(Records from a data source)

┄┄┄┄┄┄

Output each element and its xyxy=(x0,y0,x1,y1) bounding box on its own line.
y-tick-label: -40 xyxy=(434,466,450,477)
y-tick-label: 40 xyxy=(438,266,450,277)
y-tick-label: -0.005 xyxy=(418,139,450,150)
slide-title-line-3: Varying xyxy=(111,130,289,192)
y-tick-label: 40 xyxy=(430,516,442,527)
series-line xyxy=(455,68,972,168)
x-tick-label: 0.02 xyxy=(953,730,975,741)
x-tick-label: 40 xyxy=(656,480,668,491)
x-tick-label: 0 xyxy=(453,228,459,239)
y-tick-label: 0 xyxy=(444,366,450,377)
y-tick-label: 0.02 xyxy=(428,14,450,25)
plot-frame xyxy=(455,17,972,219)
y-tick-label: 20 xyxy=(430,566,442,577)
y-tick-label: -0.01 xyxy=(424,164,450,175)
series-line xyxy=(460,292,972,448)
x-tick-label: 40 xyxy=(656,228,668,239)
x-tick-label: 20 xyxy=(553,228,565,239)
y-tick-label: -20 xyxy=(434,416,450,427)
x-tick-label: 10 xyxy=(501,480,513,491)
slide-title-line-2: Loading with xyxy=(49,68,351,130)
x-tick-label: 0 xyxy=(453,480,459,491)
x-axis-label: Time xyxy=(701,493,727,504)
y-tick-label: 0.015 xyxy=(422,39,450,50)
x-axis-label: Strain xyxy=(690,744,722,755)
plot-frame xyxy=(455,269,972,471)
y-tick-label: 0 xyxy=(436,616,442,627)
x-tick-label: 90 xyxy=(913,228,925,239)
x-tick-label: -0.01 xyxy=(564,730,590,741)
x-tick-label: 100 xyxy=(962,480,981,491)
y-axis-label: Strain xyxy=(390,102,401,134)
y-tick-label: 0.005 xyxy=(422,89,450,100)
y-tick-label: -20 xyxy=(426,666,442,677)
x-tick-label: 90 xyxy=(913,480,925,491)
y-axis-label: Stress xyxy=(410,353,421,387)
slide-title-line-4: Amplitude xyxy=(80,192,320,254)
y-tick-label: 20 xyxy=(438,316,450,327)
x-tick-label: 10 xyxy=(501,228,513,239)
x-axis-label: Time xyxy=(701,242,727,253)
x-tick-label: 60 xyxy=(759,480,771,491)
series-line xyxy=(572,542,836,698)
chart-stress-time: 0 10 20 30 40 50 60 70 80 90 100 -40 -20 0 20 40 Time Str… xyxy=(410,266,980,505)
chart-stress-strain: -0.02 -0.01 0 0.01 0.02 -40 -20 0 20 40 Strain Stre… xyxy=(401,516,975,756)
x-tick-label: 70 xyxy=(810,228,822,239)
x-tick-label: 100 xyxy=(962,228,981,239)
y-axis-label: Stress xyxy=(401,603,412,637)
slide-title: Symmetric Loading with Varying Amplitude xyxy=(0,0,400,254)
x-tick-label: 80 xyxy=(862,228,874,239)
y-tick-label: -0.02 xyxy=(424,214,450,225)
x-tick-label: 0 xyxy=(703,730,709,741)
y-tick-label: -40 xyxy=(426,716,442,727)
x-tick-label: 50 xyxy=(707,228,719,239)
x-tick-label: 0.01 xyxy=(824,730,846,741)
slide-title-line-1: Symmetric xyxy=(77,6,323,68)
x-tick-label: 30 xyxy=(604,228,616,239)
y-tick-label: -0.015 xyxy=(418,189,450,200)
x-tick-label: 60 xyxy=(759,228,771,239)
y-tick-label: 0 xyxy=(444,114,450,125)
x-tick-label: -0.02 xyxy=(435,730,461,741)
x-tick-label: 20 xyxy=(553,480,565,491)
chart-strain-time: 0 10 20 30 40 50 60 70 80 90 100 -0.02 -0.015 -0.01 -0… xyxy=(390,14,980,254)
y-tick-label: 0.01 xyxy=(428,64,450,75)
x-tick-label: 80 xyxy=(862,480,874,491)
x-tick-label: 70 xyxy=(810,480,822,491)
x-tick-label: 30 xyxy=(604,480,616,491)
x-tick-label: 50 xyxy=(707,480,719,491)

┄┄┄┄┄┄

Repeat every line of the entries above, substituting "Magnitude" for each occurrence of "Amplitude". Keep everything else the same.

Output each element and its xyxy=(x0,y0,x1,y1) bounding box on its own line.
y-tick-label: -40 xyxy=(434,466,450,477)
y-tick-label: 40 xyxy=(438,266,450,277)
y-tick-label: -0.005 xyxy=(418,139,450,150)
slide-title-line-3: Varying xyxy=(111,130,289,192)
y-tick-label: 40 xyxy=(430,516,442,527)
series-line xyxy=(455,68,972,168)
x-tick-label: 0.02 xyxy=(953,730,975,741)
x-tick-label: 40 xyxy=(656,480,668,491)
x-tick-label: 0 xyxy=(453,228,459,239)
y-tick-label: 0 xyxy=(444,366,450,377)
y-tick-label: 0.02 xyxy=(428,14,450,25)
plot-frame xyxy=(455,17,972,219)
y-tick-label: 20 xyxy=(430,566,442,577)
y-tick-label: -0.01 xyxy=(424,164,450,175)
series-line xyxy=(460,292,972,448)
x-tick-label: 40 xyxy=(656,228,668,239)
x-tick-label: 20 xyxy=(553,228,565,239)
y-tick-label: -20 xyxy=(434,416,450,427)
x-tick-label: 10 xyxy=(501,480,513,491)
slide-title-line-2: Loading with xyxy=(49,68,351,130)
x-tick-label: 0 xyxy=(453,480,459,491)
x-axis-label: Time xyxy=(701,493,727,504)
y-tick-label: 0.015 xyxy=(422,39,450,50)
x-axis-label: Strain xyxy=(690,744,722,755)
plot-frame xyxy=(455,269,972,471)
y-tick-label: 0 xyxy=(436,616,442,627)
x-tick-label: 90 xyxy=(913,228,925,239)
x-tick-label: -0.01 xyxy=(564,730,590,741)
x-tick-label: 100 xyxy=(962,480,981,491)
y-axis-label: Strain xyxy=(390,102,401,134)
y-tick-label: 0.005 xyxy=(422,89,450,100)
y-tick-label: -20 xyxy=(426,666,442,677)
x-tick-label: 90 xyxy=(913,480,925,491)
y-axis-label: Stress xyxy=(410,353,421,387)
slide-title-line-4: Magnitude xyxy=(80,192,320,254)
y-tick-label: 20 xyxy=(438,316,450,327)
x-tick-label: 10 xyxy=(501,228,513,239)
x-axis-label: Time xyxy=(701,242,727,253)
x-tick-label: 60 xyxy=(759,480,771,491)
series-line xyxy=(572,542,836,698)
chart-stress-time: 0 10 20 30 40 50 60 70 80 90 100 -40 -20 0 20 40 Time Str… xyxy=(410,266,980,505)
chart-stress-strain: -0.02 -0.01 0 0.01 0.02 -40 -20 0 20 40 Strain Stre… xyxy=(401,516,975,756)
x-tick-label: 70 xyxy=(810,228,822,239)
x-tick-label: 100 xyxy=(962,228,981,239)
y-axis-label: Stress xyxy=(401,603,412,637)
slide-title: Symmetric Loading with Varying Magnitude xyxy=(0,0,400,254)
x-tick-label: 80 xyxy=(862,228,874,239)
y-tick-label: -0.02 xyxy=(424,214,450,225)
x-tick-label: 0 xyxy=(703,730,709,741)
y-tick-label: -40 xyxy=(426,716,442,727)
x-tick-label: 50 xyxy=(707,228,719,239)
x-tick-label: 0.01 xyxy=(824,730,846,741)
slide-title-line-1: Symmetric xyxy=(77,6,323,68)
x-tick-label: 30 xyxy=(604,228,616,239)
y-tick-label: -0.015 xyxy=(418,189,450,200)
x-tick-label: 60 xyxy=(759,228,771,239)
y-tick-label: 0 xyxy=(444,114,450,125)
x-tick-label: -0.02 xyxy=(435,730,461,741)
x-tick-label: 20 xyxy=(553,480,565,491)
chart-strain-time: 0 10 20 30 40 50 60 70 80 90 100 -0.02 -0.015 -0.01 -0… xyxy=(390,14,980,254)
y-tick-label: 0.01 xyxy=(428,64,450,75)
x-tick-label: 80 xyxy=(862,480,874,491)
x-tick-label: 70 xyxy=(810,480,822,491)
x-tick-label: 30 xyxy=(604,480,616,491)
x-tick-label: 50 xyxy=(707,480,719,491)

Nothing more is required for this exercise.